Although the entries contain pictures, return everything else in them verbatim and omit the pictures.

[[ DATASET RECORDS, beginning ]]

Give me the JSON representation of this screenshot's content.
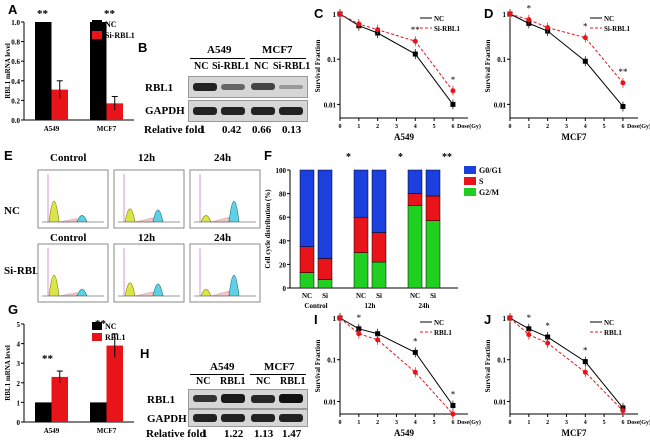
{
  "figure": {
    "panel_labels": [
      "A",
      "B",
      "C",
      "D",
      "E",
      "F",
      "G",
      "H",
      "I",
      "J"
    ]
  },
  "colors": {
    "nc": "#000000",
    "treat": "#e8141a",
    "g0g1": "#1c3fe0",
    "s": "#e8141a",
    "g2m": "#20d020"
  },
  "panelA": {
    "significance": [
      "**",
      "**"
    ]
  },
  "panelB": {
    "cell_lines": [
      "A549",
      "MCF7"
    ],
    "lanes": [
      "NC",
      "Si-RBL1",
      "NC",
      "Si-RBL1"
    ],
    "rows": [
      "RBL1",
      "GAPDH"
    ],
    "relative_label": "Relative fold",
    "relative_values": [
      "1",
      "0.42",
      "0.66",
      "0.13"
    ]
  },
  "panelE": {
    "cols": [
      "Control",
      "12h",
      "24h"
    ],
    "rows": [
      "NC",
      "Si-RBL1"
    ]
  },
  "panelF": {
    "significance": [
      "*",
      "*",
      "**"
    ],
    "group_labels": [
      "Control",
      "12h",
      "24h"
    ],
    "bar_labels": [
      "NC",
      "Si",
      "NC",
      "Si",
      "NC",
      "Si"
    ]
  },
  "panelG": {
    "significance": [
      "**",
      "**"
    ]
  },
  "panelH": {
    "cell_lines": [
      "A549",
      "MCF7"
    ],
    "lanes": [
      "NC",
      "RBL1",
      "NC",
      "RBL1"
    ],
    "rows": [
      "RBL1",
      "GAPDH"
    ],
    "relative_label": "Relative fold",
    "relative_values": [
      "1",
      "1.22",
      "1.13",
      "1.47"
    ]
  },
  "chart_data": [
    {
      "id": "A",
      "type": "bar",
      "ylabel": "RBL1 mRNA level",
      "categories": [
        "A549",
        "MCF7"
      ],
      "ylim": [
        0,
        1.0
      ],
      "yticks": [
        "0.0",
        "0.2",
        "0.4",
        "0.6",
        "0.8",
        "1.0"
      ],
      "legend": [
        "NC",
        "Si-RBL1"
      ],
      "series": [
        {
          "name": "NC",
          "values": [
            1.0,
            1.0
          ],
          "err": [
            0,
            0
          ]
        },
        {
          "name": "Si-RBL1",
          "values": [
            0.31,
            0.17
          ],
          "err": [
            0.09,
            0.07
          ]
        }
      ]
    },
    {
      "id": "C",
      "type": "line",
      "xlabel": "A549",
      "ylabel": "Survival Fraction",
      "x": [
        0,
        1,
        2,
        4,
        6
      ],
      "xticks": [
        "0",
        "1",
        "2",
        "3",
        "4",
        "5",
        "6"
      ],
      "xunit": "Dose(Gy)",
      "yscale": "log",
      "ylim": [
        0.005,
        1
      ],
      "yticks": [
        "0.01",
        "0.1",
        "1"
      ],
      "legend": [
        "NC",
        "Si-RBL1"
      ],
      "series": [
        {
          "name": "NC",
          "values": [
            1.0,
            0.55,
            0.38,
            0.13,
            0.01
          ]
        },
        {
          "name": "Si-RBL1",
          "values": [
            1.0,
            0.6,
            0.45,
            0.25,
            0.02
          ]
        }
      ],
      "significance": [
        {
          "x": 4,
          "text": "**"
        },
        {
          "x": 6,
          "text": "*"
        }
      ]
    },
    {
      "id": "D",
      "type": "line",
      "xlabel": "MCF7",
      "ylabel": "Survival Fraction",
      "x": [
        0,
        1,
        2,
        4,
        6
      ],
      "xticks": [
        "0",
        "1",
        "2",
        "3",
        "4",
        "5",
        "6"
      ],
      "xunit": "Dose(Gy)",
      "yscale": "log",
      "ylim": [
        0.005,
        1
      ],
      "yticks": [
        "0.01",
        "0.1",
        "1"
      ],
      "legend": [
        "NC",
        "Si-RBL1"
      ],
      "series": [
        {
          "name": "NC",
          "values": [
            1.0,
            0.62,
            0.42,
            0.09,
            0.009
          ]
        },
        {
          "name": "Si-RBL1",
          "values": [
            1.0,
            0.75,
            0.5,
            0.3,
            0.03
          ]
        }
      ],
      "significance": [
        {
          "x": 1,
          "text": "*"
        },
        {
          "x": 4,
          "text": "*"
        },
        {
          "x": 6,
          "text": "**"
        }
      ]
    },
    {
      "id": "F",
      "type": "bar",
      "stacked": true,
      "ylabel": "Cell cycle distribution (%)",
      "categories": [
        "Control NC",
        "Control Si",
        "12h NC",
        "12h Si",
        "24h NC",
        "24h Si"
      ],
      "ylim": [
        0,
        100
      ],
      "yticks": [
        "0",
        "20",
        "40",
        "60",
        "80",
        "100"
      ],
      "series": [
        {
          "name": "G2/M",
          "values": [
            13,
            7,
            30,
            22,
            70,
            57
          ]
        },
        {
          "name": "S",
          "values": [
            22,
            18,
            30,
            25,
            10,
            21
          ]
        },
        {
          "name": "G0/G1",
          "values": [
            65,
            75,
            40,
            53,
            20,
            22
          ]
        }
      ]
    },
    {
      "id": "G",
      "type": "bar",
      "ylabel": "RBL1 mRNA level",
      "categories": [
        "A549",
        "MCF7"
      ],
      "ylim": [
        0,
        5
      ],
      "yticks": [
        "0",
        "1",
        "2",
        "3",
        "4",
        "5"
      ],
      "legend": [
        "NC",
        "RBL1"
      ],
      "series": [
        {
          "name": "NC",
          "values": [
            1.0,
            1.0
          ],
          "err": [
            0,
            0
          ]
        },
        {
          "name": "RBL1",
          "values": [
            2.3,
            3.9
          ],
          "err": [
            0.3,
            0.6
          ]
        }
      ]
    },
    {
      "id": "I",
      "type": "line",
      "xlabel": "A549",
      "ylabel": "Survival Fraction",
      "x": [
        0,
        1,
        2,
        4,
        6
      ],
      "xticks": [
        "0",
        "1",
        "2",
        "3",
        "4",
        "5",
        "6"
      ],
      "xunit": "Dose(Gy)",
      "yscale": "log",
      "ylim": [
        0.005,
        1
      ],
      "yticks": [
        "0.01",
        "0.1",
        "1"
      ],
      "legend": [
        "NC",
        "RBL1"
      ],
      "series": [
        {
          "name": "NC",
          "values": [
            1.0,
            0.55,
            0.42,
            0.15,
            0.008
          ]
        },
        {
          "name": "RBL1",
          "values": [
            1.0,
            0.42,
            0.3,
            0.05,
            0.005
          ]
        }
      ],
      "significance": [
        {
          "x": 1,
          "text": "*"
        },
        {
          "x": 4,
          "text": "*"
        },
        {
          "x": 6,
          "text": "*"
        }
      ]
    },
    {
      "id": "J",
      "type": "line",
      "xlabel": "MCF7",
      "ylabel": "Survival Fraction",
      "x": [
        0,
        1,
        2,
        4,
        6
      ],
      "xticks": [
        "0",
        "1",
        "2",
        "3",
        "4",
        "5",
        "6"
      ],
      "xunit": "Dose(Gy)",
      "yscale": "log",
      "ylim": [
        0.005,
        1
      ],
      "yticks": [
        "0.01",
        "0.1",
        "1"
      ],
      "legend": [
        "NC",
        "RBL1"
      ],
      "series": [
        {
          "name": "NC",
          "values": [
            1.0,
            0.55,
            0.35,
            0.09,
            0.007
          ]
        },
        {
          "name": "RBL1",
          "values": [
            1.0,
            0.4,
            0.25,
            0.05,
            0.006
          ]
        }
      ],
      "significance": [
        {
          "x": 1,
          "text": "*"
        },
        {
          "x": 2,
          "text": "*"
        },
        {
          "x": 4,
          "text": "*"
        }
      ]
    }
  ]
}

[[ DATASET RECORDS, end ]]

TASK RESULT:
Give me the JSON representation of this screenshot's content.
{
  "figure": {
    "panel_labels": [
      "A",
      "B",
      "C",
      "D",
      "E",
      "F",
      "G",
      "H",
      "I",
      "J"
    ]
  },
  "colors": {
    "nc": "#000000",
    "treat": "#e8141a",
    "g0g1": "#1c3fe0",
    "s": "#e8141a",
    "g2m": "#20d020"
  },
  "panelA": {
    "significance": [
      "**",
      "**"
    ]
  },
  "panelB": {
    "cell_lines": [
      "A549",
      "MCF7"
    ],
    "lanes": [
      "NC",
      "Si-RBL1",
      "NC",
      "Si-RBL1"
    ],
    "rows": [
      "RBL1",
      "GAPDH"
    ],
    "relative_label": "Relative fold",
    "relative_values": [
      "1",
      "0.42",
      "0.66",
      "0.13"
    ]
  },
  "panelE": {
    "cols": [
      "Control",
      "12h",
      "24h"
    ],
    "rows": [
      "NC",
      "Si-RBL1"
    ]
  },
  "panelF": {
    "significance": [
      "*",
      "*",
      "**"
    ],
    "group_labels": [
      "Control",
      "12h",
      "24h"
    ],
    "bar_labels": [
      "NC",
      "Si",
      "NC",
      "Si",
      "NC",
      "Si"
    ]
  },
  "panelG": {
    "significance": [
      "**",
      "**"
    ]
  },
  "panelH": {
    "cell_lines": [
      "A549",
      "MCF7"
    ],
    "lanes": [
      "NC",
      "RBL1",
      "NC",
      "RBL1"
    ],
    "rows": [
      "RBL1",
      "GAPDH"
    ],
    "relative_label": "Relative fold",
    "relative_values": [
      "1",
      "1.22",
      "1.13",
      "1.47"
    ]
  },
  "chart_data": [
    {
      "id": "A",
      "type": "bar",
      "ylabel": "RBL1 mRNA level",
      "categories": [
        "A549",
        "MCF7"
      ],
      "ylim": [
        0,
        1.0
      ],
      "yticks": [
        "0.0",
        "0.2",
        "0.4",
        "0.6",
        "0.8",
        "1.0"
      ],
      "legend": [
        "NC",
        "Si-RBL1"
      ],
      "series": [
        {
          "name": "NC",
          "values": [
            1.0,
            1.0
          ],
          "err": [
            0,
            0
          ]
        },
        {
          "name": "Si-RBL1",
          "values": [
            0.31,
            0.17
          ],
          "err": [
            0.09,
            0.07
          ]
        }
      ]
    },
    {
      "id": "C",
      "type": "line",
      "xlabel": "A549",
      "ylabel": "Survival Fraction",
      "x": [
        0,
        1,
        2,
        4,
        6
      ],
      "xticks": [
        "0",
        "1",
        "2",
        "3",
        "4",
        "5",
        "6"
      ],
      "xunit": "Dose(Gy)",
      "yscale": "log",
      "ylim": [
        0.005,
        1
      ],
      "yticks": [
        "0.01",
        "0.1",
        "1"
      ],
      "legend": [
        "NC",
        "Si-RBL1"
      ],
      "series": [
        {
          "name": "NC",
          "values": [
            1.0,
            0.55,
            0.38,
            0.13,
            0.01
          ]
        },
        {
          "name": "Si-RBL1",
          "values": [
            1.0,
            0.6,
            0.45,
            0.25,
            0.02
          ]
        }
      ],
      "significance": [
        {
          "x": 4,
          "text": "**"
        },
        {
          "x": 6,
          "text": "*"
        }
      ]
    },
    {
      "id": "D",
      "type": "line",
      "xlabel": "MCF7",
      "ylabel": "Survival Fraction",
      "x": [
        0,
        1,
        2,
        4,
        6
      ],
      "xticks": [
        "0",
        "1",
        "2",
        "3",
        "4",
        "5",
        "6"
      ],
      "xunit": "Dose(Gy)",
      "yscale": "log",
      "ylim": [
        0.005,
        1
      ],
      "yticks": [
        "0.01",
        "0.1",
        "1"
      ],
      "legend": [
        "NC",
        "Si-RBL1"
      ],
      "series": [
        {
          "name": "NC",
          "values": [
            1.0,
            0.62,
            0.42,
            0.09,
            0.009
          ]
        },
        {
          "name": "Si-RBL1",
          "values": [
            1.0,
            0.75,
            0.5,
            0.3,
            0.03
          ]
        }
      ],
      "significance": [
        {
          "x": 1,
          "text": "*"
        },
        {
          "x": 4,
          "text": "*"
        },
        {
          "x": 6,
          "text": "**"
        }
      ]
    },
    {
      "id": "F",
      "type": "bar",
      "stacked": true,
      "ylabel": "Cell cycle distribution (%)",
      "categories": [
        "Control NC",
        "Control Si",
        "12h NC",
        "12h Si",
        "24h NC",
        "24h Si"
      ],
      "ylim": [
        0,
        100
      ],
      "yticks": [
        "0",
        "20",
        "40",
        "60",
        "80",
        "100"
      ],
      "series": [
        {
          "name": "G2/M",
          "values": [
            13,
            7,
            30,
            22,
            70,
            57
          ]
        },
        {
          "name": "S",
          "values": [
            22,
            18,
            30,
            25,
            10,
            21
          ]
        },
        {
          "name": "G0/G1",
          "values": [
            65,
            75,
            40,
            53,
            20,
            22
          ]
        }
      ]
    },
    {
      "id": "G",
      "type": "bar",
      "ylabel": "RBL1 mRNA level",
      "categories": [
        "A549",
        "MCF7"
      ],
      "ylim": [
        0,
        5
      ],
      "yticks": [
        "0",
        "1",
        "2",
        "3",
        "4",
        "5"
      ],
      "legend": [
        "NC",
        "RBL1"
      ],
      "series": [
        {
          "name": "NC",
          "values": [
            1.0,
            1.0
          ],
          "err": [
            0,
            0
          ]
        },
        {
          "name": "RBL1",
          "values": [
            2.3,
            3.9
          ],
          "err": [
            0.3,
            0.6
          ]
        }
      ]
    },
    {
      "id": "I",
      "type": "line",
      "xlabel": "A549",
      "ylabel": "Survival Fraction",
      "x": [
        0,
        1,
        2,
        4,
        6
      ],
      "xticks": [
        "0",
        "1",
        "2",
        "3",
        "4",
        "5",
        "6"
      ],
      "xunit": "Dose(Gy)",
      "yscale": "log",
      "ylim": [
        0.005,
        1
      ],
      "yticks": [
        "0.01",
        "0.1",
        "1"
      ],
      "legend": [
        "NC",
        "RBL1"
      ],
      "series": [
        {
          "name": "NC",
          "values": [
            1.0,
            0.55,
            0.42,
            0.15,
            0.008
          ]
        },
        {
          "name": "RBL1",
          "values": [
            1.0,
            0.42,
            0.3,
            0.05,
            0.005
          ]
        }
      ],
      "significance": [
        {
          "x": 1,
          "text": "*"
        },
        {
          "x": 4,
          "text": "*"
        },
        {
          "x": 6,
          "text": "*"
        }
      ]
    },
    {
      "id": "J",
      "type": "line",
      "xlabel": "MCF7",
      "ylabel": "Survival Fraction",
      "x": [
        0,
        1,
        2,
        4,
        6
      ],
      "xticks": [
        "0",
        "1",
        "2",
        "3",
        "4",
        "5",
        "6"
      ],
      "xunit": "Dose(Gy)",
      "yscale": "log",
      "ylim": [
        0.005,
        1
      ],
      "yticks": [
        "0.01",
        "0.1",
        "1"
      ],
      "legend": [
        "NC",
        "RBL1"
      ],
      "series": [
        {
          "name": "NC",
          "values": [
            1.0,
            0.55,
            0.35,
            0.09,
            0.007
          ]
        },
        {
          "name": "RBL1",
          "values": [
            1.0,
            0.4,
            0.25,
            0.05,
            0.006
          ]
        }
      ],
      "significance": [
        {
          "x": 1,
          "text": "*"
        },
        {
          "x": 2,
          "text": "*"
        },
        {
          "x": 4,
          "text": "*"
        }
      ]
    }
  ]
}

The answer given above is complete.